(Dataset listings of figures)
= = = =

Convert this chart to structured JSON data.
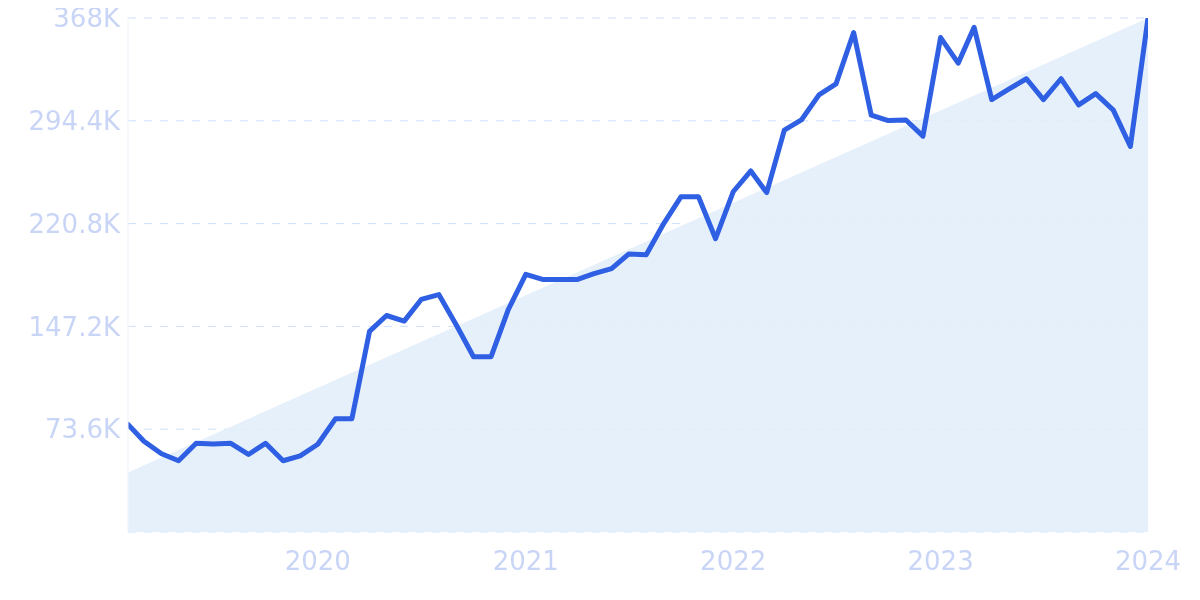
{
  "chart_data": {
    "type": "line",
    "x": [
      "2019-02",
      "2019-03",
      "2019-04",
      "2019-05",
      "2019-06",
      "2019-07",
      "2019-08",
      "2019-09",
      "2019-10",
      "2019-11",
      "2019-12",
      "2020-01",
      "2020-02",
      "2020-03",
      "2020-04",
      "2020-05",
      "2020-06",
      "2020-07",
      "2020-08",
      "2020-09",
      "2020-10",
      "2020-11",
      "2020-12",
      "2021-01",
      "2021-02",
      "2021-03",
      "2021-04",
      "2021-05",
      "2021-06",
      "2021-07",
      "2021-08",
      "2021-09",
      "2021-10",
      "2021-11",
      "2021-12",
      "2022-01",
      "2022-02",
      "2022-03",
      "2022-04",
      "2022-05",
      "2022-06",
      "2022-07",
      "2022-08",
      "2022-09",
      "2022-10",
      "2022-11",
      "2022-12",
      "2023-01",
      "2023-02",
      "2023-03",
      "2023-04",
      "2023-05",
      "2023-06",
      "2023-07",
      "2023-08",
      "2023-09",
      "2023-10",
      "2023-11",
      "2023-12",
      "2024-01"
    ],
    "series": [
      {
        "type": "area",
        "color": "#e3eefb",
        "x": [
          "2019-02",
          "2024-01"
        ],
        "values": [
          42600,
          368000
        ]
      },
      {
        "type": "line",
        "color": "#2f5fe3",
        "values": [
          77000,
          65000,
          56000,
          51000,
          63500,
          63000,
          63500,
          55500,
          63500,
          51000,
          54500,
          62800,
          81000,
          81000,
          143600,
          155000,
          151000,
          166500,
          170000,
          148000,
          125500,
          125500,
          159000,
          184500,
          180700,
          180700,
          180700,
          185000,
          188600,
          199000,
          198500,
          221000,
          240000,
          240000,
          210000,
          243600,
          258500,
          243000,
          287700,
          295000,
          313000,
          320800,
          357600,
          298400,
          294600,
          295000,
          283400,
          354000,
          335700,
          361300,
          309600,
          317000,
          324500,
          309600,
          324500,
          305800,
          313900,
          302000,
          276000,
          368000
        ]
      }
    ],
    "xlim": [
      "2019-02",
      "2024-01"
    ],
    "xticks": [
      "2020",
      "2021",
      "2022",
      "2023",
      "2024"
    ],
    "ylim": [
      0,
      368000
    ],
    "yticks": [
      {
        "value": 73600,
        "label": "73.6K"
      },
      {
        "value": 147200,
        "label": "147.2K"
      },
      {
        "value": 220800,
        "label": "220.8K"
      },
      {
        "value": 294400,
        "label": "294.4K"
      },
      {
        "value": 368000,
        "label": "368K"
      }
    ],
    "grid": "y"
  }
}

= = = =

> Exercise task: Repeat each line of the records above exactly, but do not copy the pictures.

> Solution to this task:
Convert this chart to structured JSON data.
{
  "chart_data": {
    "type": "line",
    "x": [
      "2019-02",
      "2019-03",
      "2019-04",
      "2019-05",
      "2019-06",
      "2019-07",
      "2019-08",
      "2019-09",
      "2019-10",
      "2019-11",
      "2019-12",
      "2020-01",
      "2020-02",
      "2020-03",
      "2020-04",
      "2020-05",
      "2020-06",
      "2020-07",
      "2020-08",
      "2020-09",
      "2020-10",
      "2020-11",
      "2020-12",
      "2021-01",
      "2021-02",
      "2021-03",
      "2021-04",
      "2021-05",
      "2021-06",
      "2021-07",
      "2021-08",
      "2021-09",
      "2021-10",
      "2021-11",
      "2021-12",
      "2022-01",
      "2022-02",
      "2022-03",
      "2022-04",
      "2022-05",
      "2022-06",
      "2022-07",
      "2022-08",
      "2022-09",
      "2022-10",
      "2022-11",
      "2022-12",
      "2023-01",
      "2023-02",
      "2023-03",
      "2023-04",
      "2023-05",
      "2023-06",
      "2023-07",
      "2023-08",
      "2023-09",
      "2023-10",
      "2023-11",
      "2023-12",
      "2024-01"
    ],
    "series": [
      {
        "type": "area",
        "color": "#e3eefb",
        "x": [
          "2019-02",
          "2024-01"
        ],
        "values": [
          42600,
          368000
        ]
      },
      {
        "type": "line",
        "color": "#2f5fe3",
        "values": [
          77000,
          65000,
          56000,
          51000,
          63500,
          63000,
          63500,
          55500,
          63500,
          51000,
          54500,
          62800,
          81000,
          81000,
          143600,
          155000,
          151000,
          166500,
          170000,
          148000,
          125500,
          125500,
          159000,
          184500,
          180700,
          180700,
          180700,
          185000,
          188600,
          199000,
          198500,
          221000,
          240000,
          240000,
          210000,
          243600,
          258500,
          243000,
          287700,
          295000,
          313000,
          320800,
          357600,
          298400,
          294600,
          295000,
          283400,
          354000,
          335700,
          361300,
          309600,
          317000,
          324500,
          309600,
          324500,
          305800,
          313900,
          302000,
          276000,
          368000
        ]
      }
    ],
    "xlim": [
      "2019-02",
      "2024-01"
    ],
    "xticks": [
      "2020",
      "2021",
      "2022",
      "2023",
      "2024"
    ],
    "ylim": [
      0,
      368000
    ],
    "yticks": [
      {
        "value": 73600,
        "label": "73.6K"
      },
      {
        "value": 147200,
        "label": "147.2K"
      },
      {
        "value": 220800,
        "label": "220.8K"
      },
      {
        "value": 294400,
        "label": "294.4K"
      },
      {
        "value": 368000,
        "label": "368K"
      }
    ],
    "grid": "y"
  }
}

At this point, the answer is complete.